**TASK REQUIREMENTS**
Retype the whole listing, please, keeping every line exact and dropping the pictures.

* BEGIN EXTRACTED MATERIAL *

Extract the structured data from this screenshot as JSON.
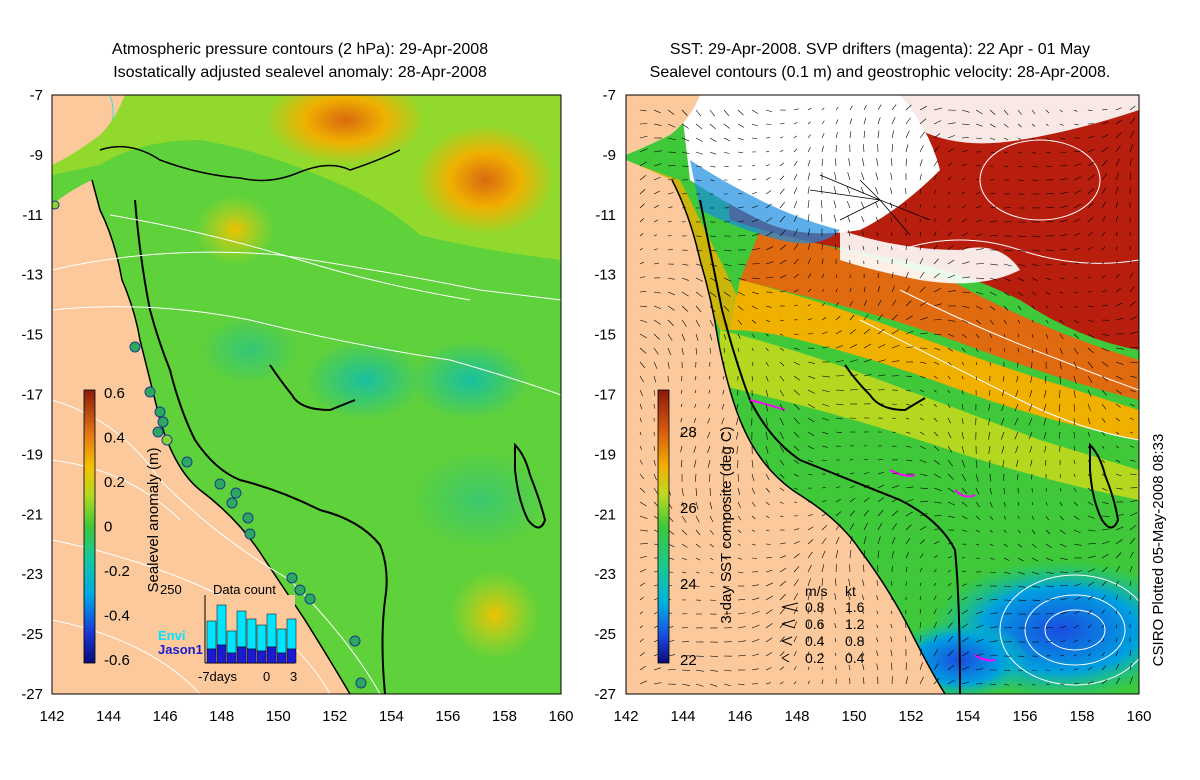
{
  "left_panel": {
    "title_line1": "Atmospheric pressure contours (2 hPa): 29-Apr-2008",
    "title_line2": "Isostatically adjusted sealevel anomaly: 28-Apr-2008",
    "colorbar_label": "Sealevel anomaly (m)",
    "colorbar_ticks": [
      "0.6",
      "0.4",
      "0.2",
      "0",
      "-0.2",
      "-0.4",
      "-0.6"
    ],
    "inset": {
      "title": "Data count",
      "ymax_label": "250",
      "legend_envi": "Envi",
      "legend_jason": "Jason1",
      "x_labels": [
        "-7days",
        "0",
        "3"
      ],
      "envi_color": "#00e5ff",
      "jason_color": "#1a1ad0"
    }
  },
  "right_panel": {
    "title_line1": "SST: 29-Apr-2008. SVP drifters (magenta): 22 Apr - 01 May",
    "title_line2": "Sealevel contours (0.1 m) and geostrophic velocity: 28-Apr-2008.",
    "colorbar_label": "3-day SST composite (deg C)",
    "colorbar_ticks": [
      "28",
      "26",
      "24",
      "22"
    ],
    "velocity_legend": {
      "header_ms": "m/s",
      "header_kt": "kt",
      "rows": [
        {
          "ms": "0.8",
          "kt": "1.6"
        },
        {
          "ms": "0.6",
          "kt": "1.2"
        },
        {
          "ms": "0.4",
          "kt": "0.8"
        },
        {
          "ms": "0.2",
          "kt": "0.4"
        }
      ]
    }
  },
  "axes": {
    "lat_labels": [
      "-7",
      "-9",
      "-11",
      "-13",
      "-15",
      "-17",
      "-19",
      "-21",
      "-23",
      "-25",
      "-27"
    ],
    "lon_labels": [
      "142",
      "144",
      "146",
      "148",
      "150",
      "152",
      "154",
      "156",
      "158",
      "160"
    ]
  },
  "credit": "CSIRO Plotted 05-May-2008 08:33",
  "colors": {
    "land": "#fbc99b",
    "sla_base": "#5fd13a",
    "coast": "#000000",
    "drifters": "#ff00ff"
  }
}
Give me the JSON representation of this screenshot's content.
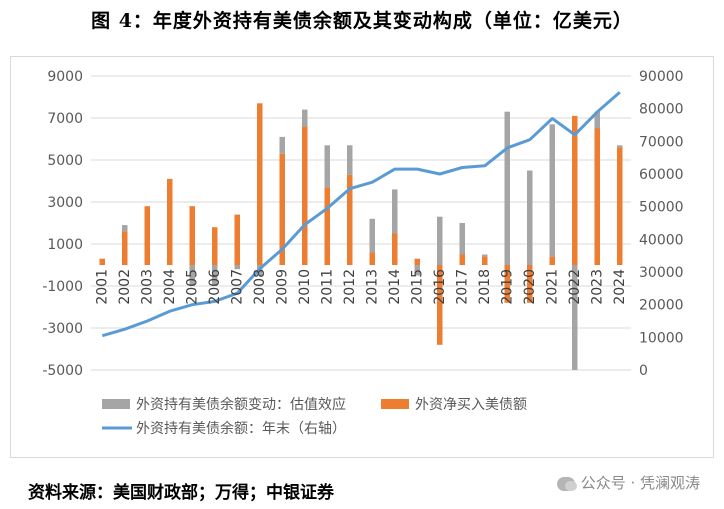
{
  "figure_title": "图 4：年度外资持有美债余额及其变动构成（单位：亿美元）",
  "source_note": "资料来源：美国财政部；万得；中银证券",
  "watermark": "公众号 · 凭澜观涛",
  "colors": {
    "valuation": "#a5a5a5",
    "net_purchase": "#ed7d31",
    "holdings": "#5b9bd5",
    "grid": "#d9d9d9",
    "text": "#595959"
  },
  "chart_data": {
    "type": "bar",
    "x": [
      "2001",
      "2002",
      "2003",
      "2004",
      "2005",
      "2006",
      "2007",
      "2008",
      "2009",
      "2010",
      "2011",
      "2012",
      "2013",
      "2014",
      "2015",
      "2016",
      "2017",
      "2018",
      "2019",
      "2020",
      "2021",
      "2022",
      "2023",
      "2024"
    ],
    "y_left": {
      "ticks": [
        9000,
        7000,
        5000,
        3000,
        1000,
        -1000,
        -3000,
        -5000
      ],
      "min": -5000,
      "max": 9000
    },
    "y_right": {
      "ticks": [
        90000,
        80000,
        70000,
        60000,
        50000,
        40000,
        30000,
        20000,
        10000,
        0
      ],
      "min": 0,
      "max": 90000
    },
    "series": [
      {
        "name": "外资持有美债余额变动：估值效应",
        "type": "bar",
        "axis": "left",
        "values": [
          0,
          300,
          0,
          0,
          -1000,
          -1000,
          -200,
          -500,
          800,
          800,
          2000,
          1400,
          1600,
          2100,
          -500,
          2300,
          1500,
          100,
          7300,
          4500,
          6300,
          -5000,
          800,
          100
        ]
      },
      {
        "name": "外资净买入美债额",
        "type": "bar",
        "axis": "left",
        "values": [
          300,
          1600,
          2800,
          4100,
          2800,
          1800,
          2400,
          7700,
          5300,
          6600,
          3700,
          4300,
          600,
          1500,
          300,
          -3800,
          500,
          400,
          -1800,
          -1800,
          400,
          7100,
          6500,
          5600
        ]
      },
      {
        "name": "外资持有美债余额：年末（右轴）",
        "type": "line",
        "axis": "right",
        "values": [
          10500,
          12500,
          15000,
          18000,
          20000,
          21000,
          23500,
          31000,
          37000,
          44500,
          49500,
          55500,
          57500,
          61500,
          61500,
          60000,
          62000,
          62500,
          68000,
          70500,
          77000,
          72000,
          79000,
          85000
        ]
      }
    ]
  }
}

* END EXTRACTED MATERIAL *

**ANSWER TO THIS EXERCISE**
Extract the structured data from this screenshot as JSON.
{
  "left_panel": {
    "title_line1": "Atmospheric pressure contours (2 hPa): 29-Apr-2008",
    "title_line2": "Isostatically adjusted sealevel anomaly: 28-Apr-2008",
    "colorbar_label": "Sealevel anomaly (m)",
    "colorbar_ticks": [
      "0.6",
      "0.4",
      "0.2",
      "0",
      "-0.2",
      "-0.4",
      "-0.6"
    ],
    "inset": {
      "title": "Data count",
      "ymax_label": "250",
      "legend_envi": "Envi",
      "legend_jason": "Jason1",
      "x_labels": [
        "-7days",
        "0",
        "3"
      ],
      "envi_color": "#00e5ff",
      "jason_color": "#1a1ad0"
    }
  },
  "right_panel": {
    "title_line1": "SST: 29-Apr-2008. SVP drifters (magenta): 22 Apr - 01 May",
    "title_line2": "Sealevel contours (0.1 m) and geostrophic velocity: 28-Apr-2008.",
    "colorbar_label": "3-day SST composite (deg C)",
    "colorbar_ticks": [
      "28",
      "26",
      "24",
      "22"
    ],
    "velocity_legend": {
      "header_ms": "m/s",
      "header_kt": "kt",
      "rows": [
        {
          "ms": "0.8",
          "kt": "1.6"
        },
        {
          "ms": "0.6",
          "kt": "1.2"
        },
        {
          "ms": "0.4",
          "kt": "0.8"
        },
        {
          "ms": "0.2",
          "kt": "0.4"
        }
      ]
    }
  },
  "axes": {
    "lat_labels": [
      "-7",
      "-9",
      "-11",
      "-13",
      "-15",
      "-17",
      "-19",
      "-21",
      "-23",
      "-25",
      "-27"
    ],
    "lon_labels": [
      "142",
      "144",
      "146",
      "148",
      "150",
      "152",
      "154",
      "156",
      "158",
      "160"
    ]
  },
  "credit": "CSIRO Plotted 05-May-2008 08:33",
  "colors": {
    "land": "#fbc99b",
    "sla_base": "#5fd13a",
    "coast": "#000000",
    "drifters": "#ff00ff"
  }
}
Give me the JSON representation of this screenshot's content.
{
  "figure_title": "图 4：年度外资持有美债余额及其变动构成（单位：亿美元）",
  "source_note": "资料来源：美国财政部；万得；中银证券",
  "watermark": "公众号 · 凭澜观涛",
  "colors": {
    "valuation": "#a5a5a5",
    "net_purchase": "#ed7d31",
    "holdings": "#5b9bd5",
    "grid": "#d9d9d9",
    "text": "#595959"
  },
  "chart_data": {
    "type": "bar",
    "x": [
      "2001",
      "2002",
      "2003",
      "2004",
      "2005",
      "2006",
      "2007",
      "2008",
      "2009",
      "2010",
      "2011",
      "2012",
      "2013",
      "2014",
      "2015",
      "2016",
      "2017",
      "2018",
      "2019",
      "2020",
      "2021",
      "2022",
      "2023",
      "2024"
    ],
    "y_left": {
      "ticks": [
        9000,
        7000,
        5000,
        3000,
        1000,
        -1000,
        -3000,
        -5000
      ],
      "min": -5000,
      "max": 9000
    },
    "y_right": {
      "ticks": [
        90000,
        80000,
        70000,
        60000,
        50000,
        40000,
        30000,
        20000,
        10000,
        0
      ],
      "min": 0,
      "max": 90000
    },
    "series": [
      {
        "name": "外资持有美债余额变动：估值效应",
        "type": "bar",
        "axis": "left",
        "values": [
          0,
          300,
          0,
          0,
          -1000,
          -1000,
          -200,
          -500,
          800,
          800,
          2000,
          1400,
          1600,
          2100,
          -500,
          2300,
          1500,
          100,
          7300,
          4500,
          6300,
          -5000,
          800,
          100
        ]
      },
      {
        "name": "外资净买入美债额",
        "type": "bar",
        "axis": "left",
        "values": [
          300,
          1600,
          2800,
          4100,
          2800,
          1800,
          2400,
          7700,
          5300,
          6600,
          3700,
          4300,
          600,
          1500,
          300,
          -3800,
          500,
          400,
          -1800,
          -1800,
          400,
          7100,
          6500,
          5600
        ]
      },
      {
        "name": "外资持有美债余额：年末（右轴）",
        "type": "line",
        "axis": "right",
        "values": [
          10500,
          12500,
          15000,
          18000,
          20000,
          21000,
          23500,
          31000,
          37000,
          44500,
          49500,
          55500,
          57500,
          61500,
          61500,
          60000,
          62000,
          62500,
          68000,
          70500,
          77000,
          72000,
          79000,
          85000
        ]
      }
    ]
  }
}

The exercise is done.